_Source data:_

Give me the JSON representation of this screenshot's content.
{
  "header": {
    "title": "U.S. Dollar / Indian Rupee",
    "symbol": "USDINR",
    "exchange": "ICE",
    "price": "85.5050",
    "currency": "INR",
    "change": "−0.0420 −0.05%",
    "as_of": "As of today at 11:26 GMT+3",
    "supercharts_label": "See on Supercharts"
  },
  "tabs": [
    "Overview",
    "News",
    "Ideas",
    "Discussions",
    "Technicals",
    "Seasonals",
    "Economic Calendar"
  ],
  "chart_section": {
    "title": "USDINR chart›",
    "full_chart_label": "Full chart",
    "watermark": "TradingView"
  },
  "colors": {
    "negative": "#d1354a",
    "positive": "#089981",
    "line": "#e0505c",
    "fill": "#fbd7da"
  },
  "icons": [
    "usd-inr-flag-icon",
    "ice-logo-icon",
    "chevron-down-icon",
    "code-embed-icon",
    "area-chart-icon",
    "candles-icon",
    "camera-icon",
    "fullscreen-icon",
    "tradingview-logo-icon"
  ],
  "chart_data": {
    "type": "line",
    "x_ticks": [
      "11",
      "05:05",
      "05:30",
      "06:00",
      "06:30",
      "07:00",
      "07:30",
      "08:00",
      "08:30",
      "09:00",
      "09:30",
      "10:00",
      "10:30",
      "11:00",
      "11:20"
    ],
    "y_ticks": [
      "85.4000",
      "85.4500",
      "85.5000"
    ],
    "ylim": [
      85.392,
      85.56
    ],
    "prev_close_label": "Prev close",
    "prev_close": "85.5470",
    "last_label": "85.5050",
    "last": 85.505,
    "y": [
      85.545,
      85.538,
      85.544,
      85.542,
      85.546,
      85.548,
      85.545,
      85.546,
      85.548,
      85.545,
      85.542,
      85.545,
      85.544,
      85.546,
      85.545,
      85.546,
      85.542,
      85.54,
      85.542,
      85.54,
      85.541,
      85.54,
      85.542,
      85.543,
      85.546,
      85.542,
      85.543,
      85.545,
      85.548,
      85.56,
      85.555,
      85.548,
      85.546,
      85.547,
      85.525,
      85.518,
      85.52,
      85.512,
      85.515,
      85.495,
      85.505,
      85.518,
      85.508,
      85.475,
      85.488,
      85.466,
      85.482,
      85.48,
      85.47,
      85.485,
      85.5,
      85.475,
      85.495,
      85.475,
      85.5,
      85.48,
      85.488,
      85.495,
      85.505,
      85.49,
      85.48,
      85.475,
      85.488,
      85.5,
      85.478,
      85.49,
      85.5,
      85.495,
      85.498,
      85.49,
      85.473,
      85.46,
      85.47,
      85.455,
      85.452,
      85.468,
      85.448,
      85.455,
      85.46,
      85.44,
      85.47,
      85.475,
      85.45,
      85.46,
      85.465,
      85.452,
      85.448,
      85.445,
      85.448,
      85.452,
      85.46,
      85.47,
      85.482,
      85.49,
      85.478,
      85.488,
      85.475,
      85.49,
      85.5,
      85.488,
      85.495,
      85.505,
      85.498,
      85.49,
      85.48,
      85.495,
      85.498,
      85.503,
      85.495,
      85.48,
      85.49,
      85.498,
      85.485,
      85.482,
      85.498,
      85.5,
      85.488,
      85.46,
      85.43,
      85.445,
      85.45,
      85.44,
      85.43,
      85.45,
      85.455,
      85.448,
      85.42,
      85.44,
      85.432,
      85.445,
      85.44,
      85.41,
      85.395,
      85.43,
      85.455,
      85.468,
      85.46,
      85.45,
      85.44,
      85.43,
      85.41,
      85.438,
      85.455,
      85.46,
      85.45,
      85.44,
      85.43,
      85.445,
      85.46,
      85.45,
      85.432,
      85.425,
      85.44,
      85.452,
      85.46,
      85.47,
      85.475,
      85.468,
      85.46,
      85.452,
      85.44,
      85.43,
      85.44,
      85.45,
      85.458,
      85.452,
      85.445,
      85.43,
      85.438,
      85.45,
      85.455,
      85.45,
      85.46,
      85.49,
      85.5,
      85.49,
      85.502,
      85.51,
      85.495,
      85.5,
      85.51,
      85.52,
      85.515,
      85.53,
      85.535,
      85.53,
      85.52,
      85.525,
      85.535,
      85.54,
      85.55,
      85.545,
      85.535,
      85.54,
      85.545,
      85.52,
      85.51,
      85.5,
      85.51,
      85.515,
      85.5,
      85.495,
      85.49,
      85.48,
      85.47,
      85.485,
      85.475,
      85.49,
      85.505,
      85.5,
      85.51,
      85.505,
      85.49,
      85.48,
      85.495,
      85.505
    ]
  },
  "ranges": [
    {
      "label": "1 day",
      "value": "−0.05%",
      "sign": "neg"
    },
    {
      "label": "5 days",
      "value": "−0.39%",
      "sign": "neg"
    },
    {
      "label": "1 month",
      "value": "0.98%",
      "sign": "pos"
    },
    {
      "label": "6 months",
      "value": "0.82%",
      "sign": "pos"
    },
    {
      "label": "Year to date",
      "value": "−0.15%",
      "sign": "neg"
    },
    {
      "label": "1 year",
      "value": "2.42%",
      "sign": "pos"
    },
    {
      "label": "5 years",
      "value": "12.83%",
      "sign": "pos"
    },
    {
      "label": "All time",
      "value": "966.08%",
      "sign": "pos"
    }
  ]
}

_Short problem:_ Of the lines in the data, how many contain the word "value"? Provide the number and nothing further.

_Result:_ 8